■ To do ■
Write the listing out again, all of it, word for word.

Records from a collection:
— START —

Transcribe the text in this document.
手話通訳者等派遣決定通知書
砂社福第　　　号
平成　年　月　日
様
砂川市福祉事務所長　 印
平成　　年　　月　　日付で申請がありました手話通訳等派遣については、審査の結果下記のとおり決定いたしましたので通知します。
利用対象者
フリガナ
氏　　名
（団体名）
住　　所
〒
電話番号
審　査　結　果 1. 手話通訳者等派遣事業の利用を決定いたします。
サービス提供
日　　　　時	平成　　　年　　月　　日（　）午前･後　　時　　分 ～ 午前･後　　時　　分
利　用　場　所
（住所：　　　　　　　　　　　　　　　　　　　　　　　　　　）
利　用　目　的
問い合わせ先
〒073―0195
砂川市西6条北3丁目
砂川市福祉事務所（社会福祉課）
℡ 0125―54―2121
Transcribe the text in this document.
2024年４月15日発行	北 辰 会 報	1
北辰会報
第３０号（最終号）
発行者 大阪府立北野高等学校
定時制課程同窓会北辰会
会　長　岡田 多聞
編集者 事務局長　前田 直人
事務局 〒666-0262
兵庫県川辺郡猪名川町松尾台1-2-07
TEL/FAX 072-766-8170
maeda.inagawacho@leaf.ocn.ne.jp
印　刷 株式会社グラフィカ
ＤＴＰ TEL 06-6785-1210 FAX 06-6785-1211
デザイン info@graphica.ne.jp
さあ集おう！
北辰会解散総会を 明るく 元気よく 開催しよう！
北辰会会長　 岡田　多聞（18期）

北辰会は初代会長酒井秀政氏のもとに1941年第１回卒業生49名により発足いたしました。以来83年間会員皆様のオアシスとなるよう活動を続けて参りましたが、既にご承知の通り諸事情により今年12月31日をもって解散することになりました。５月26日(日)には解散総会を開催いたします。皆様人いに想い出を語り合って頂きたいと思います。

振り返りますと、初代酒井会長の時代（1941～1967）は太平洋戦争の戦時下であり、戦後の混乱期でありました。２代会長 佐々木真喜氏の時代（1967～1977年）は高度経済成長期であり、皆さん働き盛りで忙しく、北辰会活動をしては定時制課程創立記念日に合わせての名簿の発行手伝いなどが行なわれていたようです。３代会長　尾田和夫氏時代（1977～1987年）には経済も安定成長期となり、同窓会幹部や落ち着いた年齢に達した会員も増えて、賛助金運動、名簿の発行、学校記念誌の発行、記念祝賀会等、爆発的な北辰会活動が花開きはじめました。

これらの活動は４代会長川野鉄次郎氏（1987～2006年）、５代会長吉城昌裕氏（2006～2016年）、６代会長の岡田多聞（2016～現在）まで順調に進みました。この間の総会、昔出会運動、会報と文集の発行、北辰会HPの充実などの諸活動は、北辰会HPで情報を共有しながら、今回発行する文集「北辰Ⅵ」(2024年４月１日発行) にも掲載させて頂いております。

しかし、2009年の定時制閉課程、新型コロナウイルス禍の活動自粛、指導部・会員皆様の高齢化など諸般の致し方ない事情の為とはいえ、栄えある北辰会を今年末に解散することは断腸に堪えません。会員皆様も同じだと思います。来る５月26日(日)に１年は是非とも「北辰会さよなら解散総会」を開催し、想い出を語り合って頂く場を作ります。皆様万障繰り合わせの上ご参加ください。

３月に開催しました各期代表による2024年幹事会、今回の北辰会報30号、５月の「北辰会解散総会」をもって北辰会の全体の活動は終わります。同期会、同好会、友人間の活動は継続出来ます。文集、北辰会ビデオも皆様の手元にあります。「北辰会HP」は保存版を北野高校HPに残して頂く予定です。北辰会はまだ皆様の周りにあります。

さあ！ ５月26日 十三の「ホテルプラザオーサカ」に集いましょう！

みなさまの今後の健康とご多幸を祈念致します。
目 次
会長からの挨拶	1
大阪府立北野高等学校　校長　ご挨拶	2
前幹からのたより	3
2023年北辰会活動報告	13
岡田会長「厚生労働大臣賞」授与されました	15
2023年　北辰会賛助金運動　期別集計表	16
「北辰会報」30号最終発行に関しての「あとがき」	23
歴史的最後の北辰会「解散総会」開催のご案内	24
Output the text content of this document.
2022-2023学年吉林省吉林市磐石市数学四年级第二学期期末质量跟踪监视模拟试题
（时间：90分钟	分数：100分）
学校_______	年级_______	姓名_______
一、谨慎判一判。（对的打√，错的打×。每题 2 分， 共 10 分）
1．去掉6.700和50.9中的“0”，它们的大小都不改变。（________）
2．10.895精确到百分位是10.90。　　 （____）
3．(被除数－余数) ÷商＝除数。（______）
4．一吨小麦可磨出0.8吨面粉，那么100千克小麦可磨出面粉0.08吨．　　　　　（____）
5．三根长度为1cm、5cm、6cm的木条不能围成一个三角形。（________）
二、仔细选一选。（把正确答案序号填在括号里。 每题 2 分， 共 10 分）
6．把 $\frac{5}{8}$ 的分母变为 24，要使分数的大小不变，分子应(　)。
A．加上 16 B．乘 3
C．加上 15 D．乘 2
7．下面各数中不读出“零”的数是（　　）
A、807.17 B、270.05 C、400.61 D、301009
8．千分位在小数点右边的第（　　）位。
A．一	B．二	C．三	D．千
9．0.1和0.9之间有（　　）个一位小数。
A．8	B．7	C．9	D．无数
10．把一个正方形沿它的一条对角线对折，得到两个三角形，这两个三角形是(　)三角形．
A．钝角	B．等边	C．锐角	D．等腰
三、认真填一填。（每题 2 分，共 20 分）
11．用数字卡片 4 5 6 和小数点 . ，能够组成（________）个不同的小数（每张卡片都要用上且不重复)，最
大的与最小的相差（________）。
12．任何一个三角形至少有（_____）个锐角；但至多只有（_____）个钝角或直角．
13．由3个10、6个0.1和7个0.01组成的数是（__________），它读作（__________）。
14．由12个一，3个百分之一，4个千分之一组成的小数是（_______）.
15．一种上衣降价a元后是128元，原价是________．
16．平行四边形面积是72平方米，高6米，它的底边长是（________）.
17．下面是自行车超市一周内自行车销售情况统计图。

— END —

■ Solution to this problem ■
Transcribe the text in this document.
手話通訳者等派遣決定通知書
砂社福第　　　号
平成　年　月　日
様
砂川市福祉事務所長　 印
平成　　年　　月　　日付で申請がありました手話通訳等派遣については、審査の結果下記のとおり決定いたしましたので通知します。
利用対象者
フリガナ
氏　　名
（団体名）
住　　所
〒
電話番号
審　査　結　果 1. 手話通訳者等派遣事業の利用を決定いたします。
サービス提供
日　　　　時	平成　　　年　　月　　日（　）午前･後　　時　　分 ～ 午前･後　　時　　分
利　用　場　所
（住所：　　　　　　　　　　　　　　　　　　　　　　　　　　）
利　用　目　的
問い合わせ先
〒073―0195
砂川市西6条北3丁目
砂川市福祉事務所（社会福祉課）
℡ 0125―54―2121
Transcribe the text in this document.
2024年４月15日発行	北 辰 会 報	1
北辰会報
第３０号（最終号）
発行者 大阪府立北野高等学校
定時制課程同窓会北辰会
会　長　岡田 多聞
編集者 事務局長　前田 直人
事務局 〒666-0262
兵庫県川辺郡猪名川町松尾台1-2-07
TEL/FAX 072-766-8170
maeda.inagawacho@leaf.ocn.ne.jp
印　刷 株式会社グラフィカ
ＤＴＰ TEL 06-6785-1210 FAX 06-6785-1211
デザイン info@graphica.ne.jp
さあ集おう！
北辰会解散総会を 明るく 元気よく 開催しよう！
北辰会会長　 岡田　多聞（18期）

北辰会は初代会長酒井秀政氏のもとに1941年第１回卒業生49名により発足いたしました。以来83年間会員皆様のオアシスとなるよう活動を続けて参りましたが、既にご承知の通り諸事情により今年12月31日をもって解散することになりました。５月26日(日)には解散総会を開催いたします。皆様人いに想い出を語り合って頂きたいと思います。

振り返りますと、初代酒井会長の時代（1941～1967）は太平洋戦争の戦時下であり、戦後の混乱期でありました。２代会長 佐々木真喜氏の時代（1967～1977年）は高度経済成長期であり、皆さん働き盛りで忙しく、北辰会活動をしては定時制課程創立記念日に合わせての名簿の発行手伝いなどが行なわれていたようです。３代会長　尾田和夫氏時代（1977～1987年）には経済も安定成長期となり、同窓会幹部や落ち着いた年齢に達した会員も増えて、賛助金運動、名簿の発行、学校記念誌の発行、記念祝賀会等、爆発的な北辰会活動が花開きはじめました。

これらの活動は４代会長川野鉄次郎氏（1987～2006年）、５代会長吉城昌裕氏（2006～2016年）、６代会長の岡田多聞（2016～現在）まで順調に進みました。この間の総会、昔出会運動、会報と文集の発行、北辰会HPの充実などの諸活動は、北辰会HPで情報を共有しながら、今回発行する文集「北辰Ⅵ」(2024年４月１日発行) にも掲載させて頂いております。

しかし、2009年の定時制閉課程、新型コロナウイルス禍の活動自粛、指導部・会員皆様の高齢化など諸般の致し方ない事情の為とはいえ、栄えある北辰会を今年末に解散することは断腸に堪えません。会員皆様も同じだと思います。来る５月26日(日)に１年は是非とも「北辰会さよなら解散総会」を開催し、想い出を語り合って頂く場を作ります。皆様万障繰り合わせの上ご参加ください。

３月に開催しました各期代表による2024年幹事会、今回の北辰会報30号、５月の「北辰会解散総会」をもって北辰会の全体の活動は終わります。同期会、同好会、友人間の活動は継続出来ます。文集、北辰会ビデオも皆様の手元にあります。「北辰会HP」は保存版を北野高校HPに残して頂く予定です。北辰会はまだ皆様の周りにあります。

さあ！ ５月26日 十三の「ホテルプラザオーサカ」に集いましょう！

みなさまの今後の健康とご多幸を祈念致します。
目 次
会長からの挨拶	1
大阪府立北野高等学校　校長　ご挨拶	2
前幹からのたより	3
2023年北辰会活動報告	13
岡田会長「厚生労働大臣賞」授与されました	15
2023年　北辰会賛助金運動　期別集計表	16
「北辰会報」30号最終発行に関しての「あとがき」	23
歴史的最後の北辰会「解散総会」開催のご案内	24
Output the text content of this document.
2022-2023学年吉林省吉林市磐石市数学四年级第二学期期末质量跟踪监视模拟试题
（时间：90分钟	分数：100分）
学校_______	年级_______	姓名_______
一、谨慎判一判。（对的打√，错的打×。每题 2 分， 共 10 分）
1．去掉6.700和50.9中的“0”，它们的大小都不改变。（________）
2．10.895精确到百分位是10.90。　　 （____）
3．(被除数－余数) ÷商＝除数。（______）
4．一吨小麦可磨出0.8吨面粉，那么100千克小麦可磨出面粉0.08吨．　　　　　（____）
5．三根长度为1cm、5cm、6cm的木条不能围成一个三角形。（________）
二、仔细选一选。（把正确答案序号填在括号里。 每题 2 分， 共 10 分）
6．把 $\frac{5}{8}$ 的分母变为 24，要使分数的大小不变，分子应(　)。
A．加上 16 B．乘 3
C．加上 15 D．乘 2
7．下面各数中不读出“零”的数是（　　）
A、807.17 B、270.05 C、400.61 D、301009
8．千分位在小数点右边的第（　　）位。
A．一	B．二	C．三	D．千
9．0.1和0.9之间有（　　）个一位小数。
A．8	B．7	C．9	D．无数
10．把一个正方形沿它的一条对角线对折，得到两个三角形，这两个三角形是(　)三角形．
A．钝角	B．等边	C．锐角	D．等腰
三、认真填一填。（每题 2 分，共 20 分）
11．用数字卡片 4 5 6 和小数点 . ，能够组成（________）个不同的小数（每张卡片都要用上且不重复)，最
大的与最小的相差（________）。
12．任何一个三角形至少有（_____）个锐角；但至多只有（_____）个钝角或直角．
13．由3个10、6个0.1和7个0.01组成的数是（__________），它读作（__________）。
14．由12个一，3个百分之一，4个千分之一组成的小数是（_______）.
15．一种上衣降价a元后是128元，原价是________．
16．平行四边形面积是72平方米，高6米，它的底边长是（________）.
17．下面是自行车超市一周内自行车销售情况统计图。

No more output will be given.